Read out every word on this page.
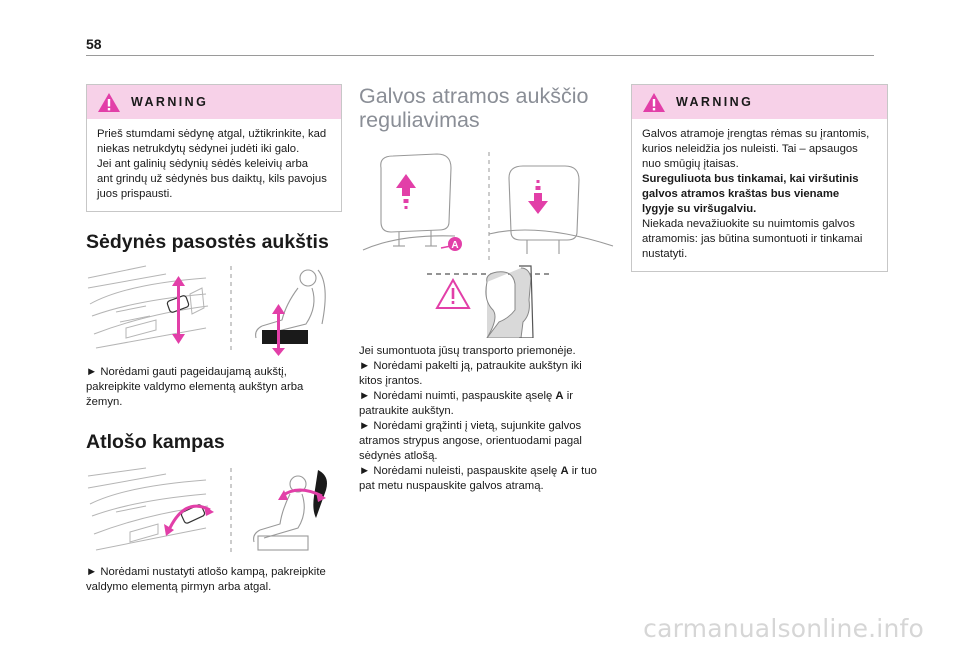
58
WARNING

Prieš stumdami sėdynę atgal, užtikrinkite, kad

niekas netrukdytų sėdynei judėti iki galo.

Jei ant galinių sėdynių sėdės keleivių arba

ant grindų už sėdynės bus daiktų, kils pavojus

juos prispausti.

Sėdynės pasostės aukštis

► Norėdami gauti pageidaujamą aukštį,

pakreipkite valdymo elementą aukštyn arba

žemyn.

Atlošo kampas

► Norėdami nustatyti atlošo kampą, pakreipkite

valdymo elementą pirmyn arba atgal.

Galvos atramos aukščio
reguliavimas
A

Jei sumontuota jūsų transporto priemonėje.

► Norėdami pakelti ją, patraukite aukštyn iki

kitos įrantos.

► Norėdami nuimti, paspauskite ąselę A ir

patraukite aukštyn.

► Norėdami grąžinti į vietą, sujunkite galvos

atramos strypus angose, orientuodami pagal

sėdynės atlošą.

► Norėdami nuleisti, paspauskite ąselę A ir tuo

pat metu nuspauskite galvos atramą.

WARNING

Galvos atramoje įrengtas rėmas su įrantomis,

kurios neleidžia jos nuleisti. Tai – apsaugos

nuo smūgių įtaisas.

Sureguliuota bus tinkamai, kai viršutinis

galvos atramos kraštas bus viename

lygyje su viršugalviu.

Niekada nevažiuokite su nuimtomis galvos

atramomis: jas būtina sumontuoti ir tinkamai

nustatyti.

carmanualsonline.info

————————

→ Exercise: Each line of the material must be retyped exactly, except that images are omitted.

→ Answer to this exercise:
Read out every word on this page.
58
WARNING

Prieš stumdami sėdynę atgal, užtikrinkite, kad

niekas netrukdytų sėdynei judėti iki galo.

Jei ant galinių sėdynių sėdės keleivių arba

ant grindų už sėdynės bus daiktų, kils pavojus

juos prispausti.

Sėdynės pasostės aukštis

► Norėdami gauti pageidaujamą aukštį,

pakreipkite valdymo elementą aukštyn arba

žemyn.

Atlošo kampas

► Norėdami nustatyti atlošo kampą, pakreipkite

valdymo elementą pirmyn arba atgal.

Galvos atramos aukščio
reguliavimas
A

Jei sumontuota jūsų transporto priemonėje.

► Norėdami pakelti ją, patraukite aukštyn iki

kitos įrantos.

► Norėdami nuimti, paspauskite ąselę A ir

patraukite aukštyn.

► Norėdami grąžinti į vietą, sujunkite galvos

atramos strypus angose, orientuodami pagal

sėdynės atlošą.

► Norėdami nuleisti, paspauskite ąselę A ir tuo

pat metu nuspauskite galvos atramą.

WARNING

Galvos atramoje įrengtas rėmas su įrantomis,

kurios neleidžia jos nuleisti. Tai – apsaugos

nuo smūgių įtaisas.

Sureguliuota bus tinkamai, kai viršutinis

galvos atramos kraštas bus viename

lygyje su viršugalviu.

Niekada nevažiuokite su nuimtomis galvos

atramomis: jas būtina sumontuoti ir tinkamai

nustatyti.

carmanualsonline.info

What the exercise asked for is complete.